## [Task]
Return the data exactly, with all pictures removed.

## [Raw records]
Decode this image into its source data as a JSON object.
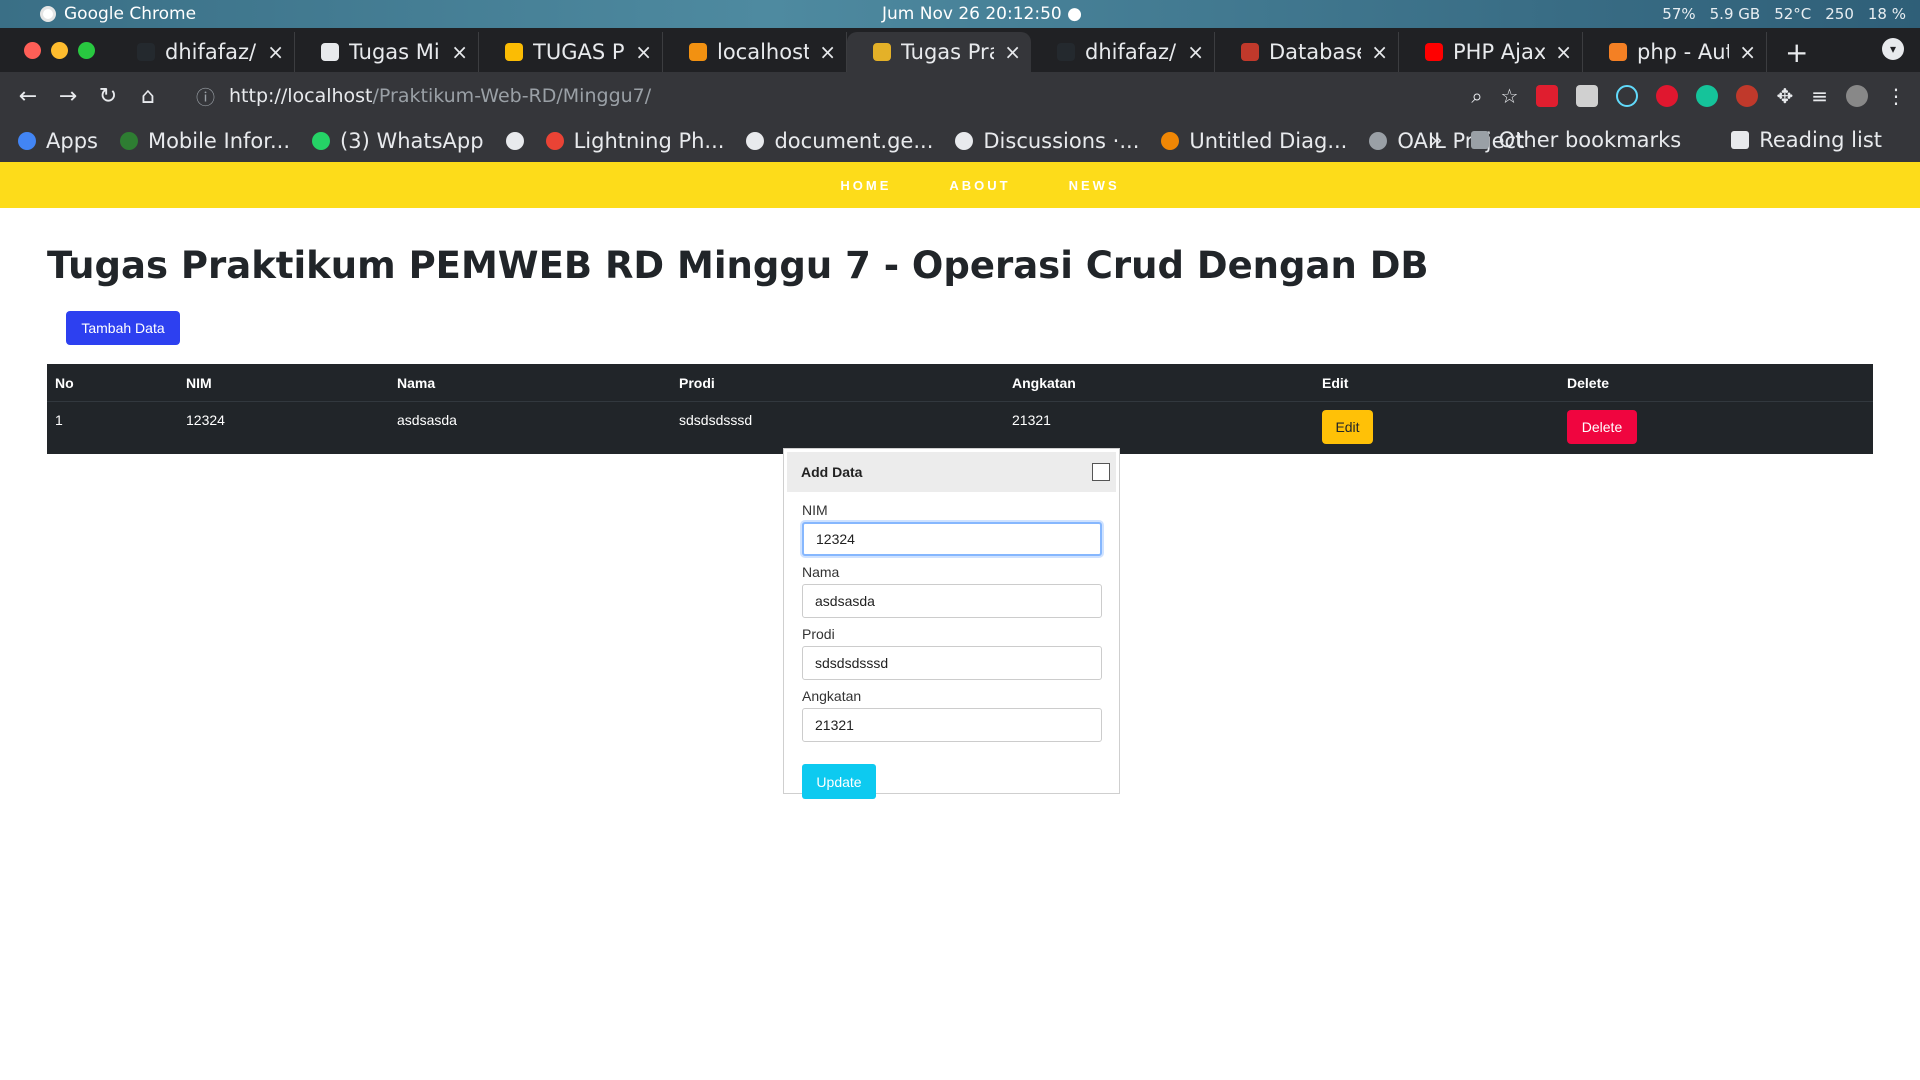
{
  "os": {
    "app_name": "Google Chrome",
    "clock": "Jum Nov 26  20:12:50  ●",
    "status": [
      "57%",
      "5.9 GB",
      "52°C",
      "250",
      "18 %"
    ]
  },
  "tabs": [
    {
      "title": "dhifafaz/Pr",
      "favicon_color": "#24292e",
      "active": false
    },
    {
      "title": "Tugas Ming",
      "favicon_color": "#e8eaed",
      "active": false
    },
    {
      "title": "TUGAS PRA",
      "favicon_color": "#fbbc04",
      "active": false
    },
    {
      "title": "localhost / ",
      "favicon_color": "#f29111",
      "active": false
    },
    {
      "title": "Tugas Prakt",
      "favicon_color": "#e4b128",
      "active": true
    },
    {
      "title": "dhifafaz/IF",
      "favicon_color": "#24292e",
      "active": false
    },
    {
      "title": "Database: ",
      "favicon_color": "#c0392b",
      "active": false
    },
    {
      "title": "PHP Ajax C",
      "favicon_color": "#ff0000",
      "active": false
    },
    {
      "title": "php - Auto ",
      "favicon_color": "#f48024",
      "active": false
    }
  ],
  "toolbar": {
    "url_host": "http://localhost",
    "url_path": "/Praktikum-Web-RD/Minggu7/"
  },
  "bookmarks": {
    "items": [
      {
        "label": "Apps",
        "icon_color": "#4285f4"
      },
      {
        "label": "Mobile Infor...",
        "icon_color": "#2e7d32"
      },
      {
        "label": "(3) WhatsApp",
        "icon_color": "#25d366"
      },
      {
        "label": "",
        "icon_color": "#e8eaed"
      },
      {
        "label": "Lightning Ph...",
        "icon_color": "#ea4335"
      },
      {
        "label": "document.ge...",
        "icon_color": "#e8eaed"
      },
      {
        "label": "Discussions ·...",
        "icon_color": "#e8eaed"
      },
      {
        "label": "Untitled Diag...",
        "icon_color": "#f08705"
      },
      {
        "label": "OAIL Project",
        "icon_color": "#9aa0a6"
      }
    ],
    "more": "»",
    "other": "Other bookmarks",
    "reading": "Reading list"
  },
  "site_nav": [
    "HOME",
    "ABOUT",
    "NEWS"
  ],
  "page": {
    "title": "Tugas Praktikum PEMWEB RD Minggu 7 - Operasi Crud Dengan DB",
    "add_button": "Tambah Data"
  },
  "table": {
    "headers": [
      "No",
      "NIM",
      "Nama",
      "Prodi",
      "Angkatan",
      "Edit",
      "Delete"
    ],
    "rows": [
      {
        "no": "1",
        "nim": "12324",
        "nama": "asdsasda",
        "prodi": "sdsdsdsssd",
        "angkatan": "21321",
        "edit": "Edit",
        "delete": "Delete"
      }
    ]
  },
  "modal": {
    "title": "Add Data",
    "fields": [
      {
        "label": "NIM",
        "value": "12324"
      },
      {
        "label": "Nama",
        "value": "asdsasda"
      },
      {
        "label": "Prodi",
        "value": "sdsdsdsssd"
      },
      {
        "label": "Angkatan",
        "value": "21321"
      }
    ],
    "submit": "Update"
  },
  "colors": {
    "nav_yellow": "#fddc1a",
    "add_blue": "#2d40f0",
    "edit_yellow": "#ffc107",
    "delete_red": "#f0053f",
    "update_cyan": "#0dcaf0",
    "table_dark": "#212529"
  }
}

## [Written response]
Decode this image into its source data as a JSON object.
{
  "os": {
    "app_name": "Google Chrome",
    "clock": "Jum Nov 26  20:12:50  ●",
    "status": [
      "57%",
      "5.9 GB",
      "52°C",
      "250",
      "18 %"
    ]
  },
  "tabs": [
    {
      "title": "dhifafaz/Pr",
      "favicon_color": "#24292e",
      "active": false
    },
    {
      "title": "Tugas Ming",
      "favicon_color": "#e8eaed",
      "active": false
    },
    {
      "title": "TUGAS PRA",
      "favicon_color": "#fbbc04",
      "active": false
    },
    {
      "title": "localhost / ",
      "favicon_color": "#f29111",
      "active": false
    },
    {
      "title": "Tugas Prakt",
      "favicon_color": "#e4b128",
      "active": true
    },
    {
      "title": "dhifafaz/IF",
      "favicon_color": "#24292e",
      "active": false
    },
    {
      "title": "Database: ",
      "favicon_color": "#c0392b",
      "active": false
    },
    {
      "title": "PHP Ajax C",
      "favicon_color": "#ff0000",
      "active": false
    },
    {
      "title": "php - Auto ",
      "favicon_color": "#f48024",
      "active": false
    }
  ],
  "toolbar": {
    "url_host": "http://localhost",
    "url_path": "/Praktikum-Web-RD/Minggu7/"
  },
  "bookmarks": {
    "items": [
      {
        "label": "Apps",
        "icon_color": "#4285f4"
      },
      {
        "label": "Mobile Infor...",
        "icon_color": "#2e7d32"
      },
      {
        "label": "(3) WhatsApp",
        "icon_color": "#25d366"
      },
      {
        "label": "",
        "icon_color": "#e8eaed"
      },
      {
        "label": "Lightning Ph...",
        "icon_color": "#ea4335"
      },
      {
        "label": "document.ge...",
        "icon_color": "#e8eaed"
      },
      {
        "label": "Discussions ·...",
        "icon_color": "#e8eaed"
      },
      {
        "label": "Untitled Diag...",
        "icon_color": "#f08705"
      },
      {
        "label": "OAIL Project",
        "icon_color": "#9aa0a6"
      }
    ],
    "more": "»",
    "other": "Other bookmarks",
    "reading": "Reading list"
  },
  "site_nav": [
    "HOME",
    "ABOUT",
    "NEWS"
  ],
  "page": {
    "title": "Tugas Praktikum PEMWEB RD Minggu 7 - Operasi Crud Dengan DB",
    "add_button": "Tambah Data"
  },
  "table": {
    "headers": [
      "No",
      "NIM",
      "Nama",
      "Prodi",
      "Angkatan",
      "Edit",
      "Delete"
    ],
    "rows": [
      {
        "no": "1",
        "nim": "12324",
        "nama": "asdsasda",
        "prodi": "sdsdsdsssd",
        "angkatan": "21321",
        "edit": "Edit",
        "delete": "Delete"
      }
    ]
  },
  "modal": {
    "title": "Add Data",
    "fields": [
      {
        "label": "NIM",
        "value": "12324"
      },
      {
        "label": "Nama",
        "value": "asdsasda"
      },
      {
        "label": "Prodi",
        "value": "sdsdsdsssd"
      },
      {
        "label": "Angkatan",
        "value": "21321"
      }
    ],
    "submit": "Update"
  },
  "colors": {
    "nav_yellow": "#fddc1a",
    "add_blue": "#2d40f0",
    "edit_yellow": "#ffc107",
    "delete_red": "#f0053f",
    "update_cyan": "#0dcaf0",
    "table_dark": "#212529"
  }
}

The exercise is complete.